* Problem statement: Show every line where "text" occurs.
### Records for the exercise
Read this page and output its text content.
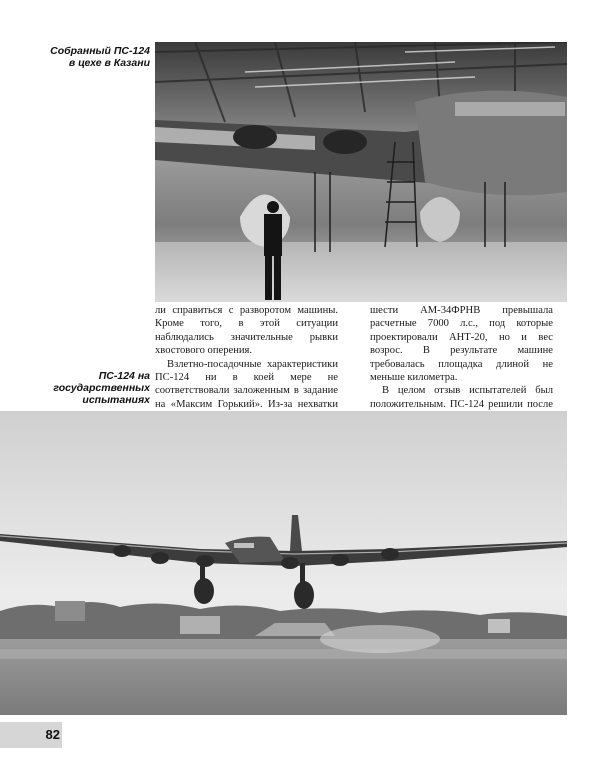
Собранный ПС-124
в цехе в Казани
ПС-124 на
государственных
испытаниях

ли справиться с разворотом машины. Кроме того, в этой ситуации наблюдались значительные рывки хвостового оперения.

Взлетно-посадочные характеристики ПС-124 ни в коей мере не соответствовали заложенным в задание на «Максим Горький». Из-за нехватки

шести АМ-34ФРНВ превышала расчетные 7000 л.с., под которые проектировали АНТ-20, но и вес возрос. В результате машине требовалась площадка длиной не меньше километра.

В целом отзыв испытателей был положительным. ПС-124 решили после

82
######
### Records for the exercise
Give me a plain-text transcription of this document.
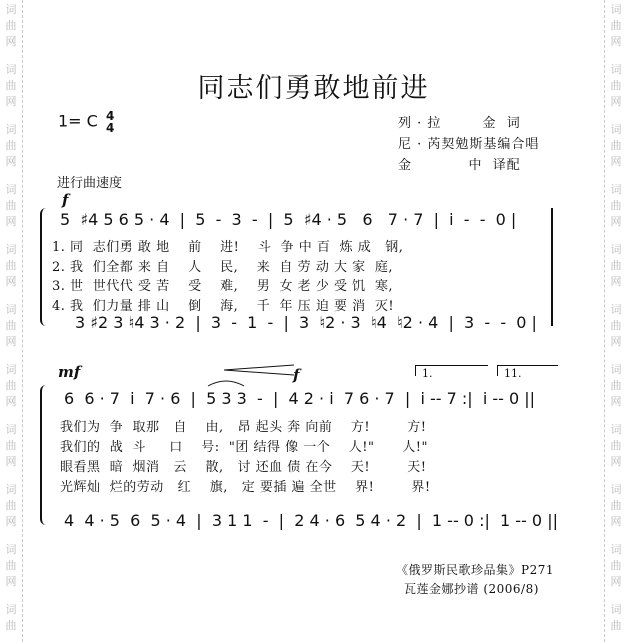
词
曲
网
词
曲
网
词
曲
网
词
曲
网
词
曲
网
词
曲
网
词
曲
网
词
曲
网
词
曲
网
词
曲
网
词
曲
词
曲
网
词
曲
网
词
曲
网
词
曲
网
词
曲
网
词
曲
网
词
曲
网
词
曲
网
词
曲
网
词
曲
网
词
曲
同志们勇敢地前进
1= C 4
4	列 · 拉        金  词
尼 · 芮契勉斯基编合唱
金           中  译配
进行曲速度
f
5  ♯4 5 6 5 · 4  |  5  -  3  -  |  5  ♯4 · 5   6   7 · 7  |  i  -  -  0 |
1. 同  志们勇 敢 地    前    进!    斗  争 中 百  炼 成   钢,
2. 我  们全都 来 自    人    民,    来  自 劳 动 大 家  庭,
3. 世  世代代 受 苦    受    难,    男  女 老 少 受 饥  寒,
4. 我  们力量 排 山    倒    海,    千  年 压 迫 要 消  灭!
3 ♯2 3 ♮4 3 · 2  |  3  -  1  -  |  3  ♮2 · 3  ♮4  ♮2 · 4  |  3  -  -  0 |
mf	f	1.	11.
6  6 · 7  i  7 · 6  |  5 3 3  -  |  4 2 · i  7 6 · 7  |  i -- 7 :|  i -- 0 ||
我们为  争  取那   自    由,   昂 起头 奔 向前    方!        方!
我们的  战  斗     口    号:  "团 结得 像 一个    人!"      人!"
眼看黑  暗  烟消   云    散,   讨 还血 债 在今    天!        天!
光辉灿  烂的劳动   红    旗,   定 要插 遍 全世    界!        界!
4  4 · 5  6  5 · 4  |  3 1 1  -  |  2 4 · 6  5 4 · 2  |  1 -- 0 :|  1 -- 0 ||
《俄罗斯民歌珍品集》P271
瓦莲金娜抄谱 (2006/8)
######
* Final answer:
Read this page and output its text content.
Give me a plain-text transcription of this document.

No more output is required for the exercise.